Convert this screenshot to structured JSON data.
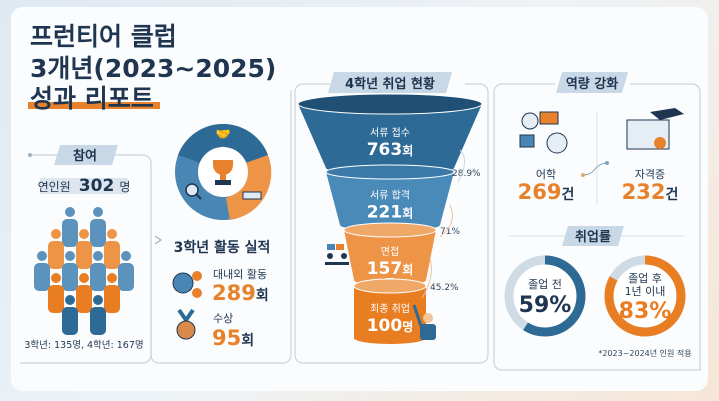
{
  "title": {
    "line1": "프런티어 클럽",
    "line2": "3개년(2023~2025)",
    "line3": "성과 리포트"
  },
  "participation": {
    "heading": "참여",
    "total_label": "연인원",
    "total_value": "302",
    "total_unit": "명",
    "breakdown": "3학년: 135명, 4학년: 167명"
  },
  "activities": {
    "heading": "3학년 활동 실적",
    "items": [
      {
        "label": "대내외 활동",
        "value": "289",
        "unit": "회",
        "icon": "globe-gears-icon"
      },
      {
        "label": "수상",
        "value": "95",
        "unit": "회",
        "icon": "medal-icon"
      }
    ]
  },
  "funnel": {
    "heading": "4학년 취업 현황",
    "stages": [
      {
        "label": "서류 접수",
        "value": "763",
        "unit": "회",
        "color": "#2e6a96"
      },
      {
        "label": "서류 합격",
        "value": "221",
        "unit": "회",
        "color": "#4a8ab8"
      },
      {
        "label": "면접",
        "value": "157",
        "unit": "회",
        "color": "#ee9447"
      },
      {
        "label": "최종 취업",
        "value": "100",
        "unit": "명",
        "color": "#e97d22"
      }
    ],
    "rates": [
      "28.9%",
      "71%",
      "45.2%"
    ]
  },
  "competency": {
    "heading": "역량 강화",
    "items": [
      {
        "label": "어학",
        "value": "269",
        "unit": "건",
        "icon": "language-icon"
      },
      {
        "label": "자격증",
        "value": "232",
        "unit": "건",
        "icon": "certificate-icon"
      }
    ]
  },
  "employment_rate": {
    "heading": "취업률",
    "items": [
      {
        "label": "졸업 전",
        "label2": "",
        "value": "59%",
        "fraction": 0.59,
        "color": "#2e6a96"
      },
      {
        "label": "졸업 후",
        "label2": "1년 이내",
        "value": "83%",
        "fraction": 0.83,
        "color": "#e97d22"
      }
    ],
    "note": "*2023~2024년 인원 적용"
  },
  "colors": {
    "navy": "#1f3550",
    "orange": "#e8812b",
    "blue": "#4a8ab8"
  }
}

* * *

What is asked: Transcribe the listing in full and omit the pictures.

The solution:
Convert this screenshot to structured JSON data.
{
  "title": {
    "line1": "프런티어 클럽",
    "line2": "3개년(2023~2025)",
    "line3": "성과 리포트"
  },
  "participation": {
    "heading": "참여",
    "total_label": "연인원",
    "total_value": "302",
    "total_unit": "명",
    "breakdown": "3학년: 135명, 4학년: 167명"
  },
  "activities": {
    "heading": "3학년 활동 실적",
    "items": [
      {
        "label": "대내외 활동",
        "value": "289",
        "unit": "회",
        "icon": "globe-gears-icon"
      },
      {
        "label": "수상",
        "value": "95",
        "unit": "회",
        "icon": "medal-icon"
      }
    ]
  },
  "funnel": {
    "heading": "4학년 취업 현황",
    "stages": [
      {
        "label": "서류 접수",
        "value": "763",
        "unit": "회",
        "color": "#2e6a96"
      },
      {
        "label": "서류 합격",
        "value": "221",
        "unit": "회",
        "color": "#4a8ab8"
      },
      {
        "label": "면접",
        "value": "157",
        "unit": "회",
        "color": "#ee9447"
      },
      {
        "label": "최종 취업",
        "value": "100",
        "unit": "명",
        "color": "#e97d22"
      }
    ],
    "rates": [
      "28.9%",
      "71%",
      "45.2%"
    ]
  },
  "competency": {
    "heading": "역량 강화",
    "items": [
      {
        "label": "어학",
        "value": "269",
        "unit": "건",
        "icon": "language-icon"
      },
      {
        "label": "자격증",
        "value": "232",
        "unit": "건",
        "icon": "certificate-icon"
      }
    ]
  },
  "employment_rate": {
    "heading": "취업률",
    "items": [
      {
        "label": "졸업 전",
        "label2": "",
        "value": "59%",
        "fraction": 0.59,
        "color": "#2e6a96"
      },
      {
        "label": "졸업 후",
        "label2": "1년 이내",
        "value": "83%",
        "fraction": 0.83,
        "color": "#e97d22"
      }
    ],
    "note": "*2023~2024년 인원 적용"
  },
  "colors": {
    "navy": "#1f3550",
    "orange": "#e8812b",
    "blue": "#4a8ab8"
  }
}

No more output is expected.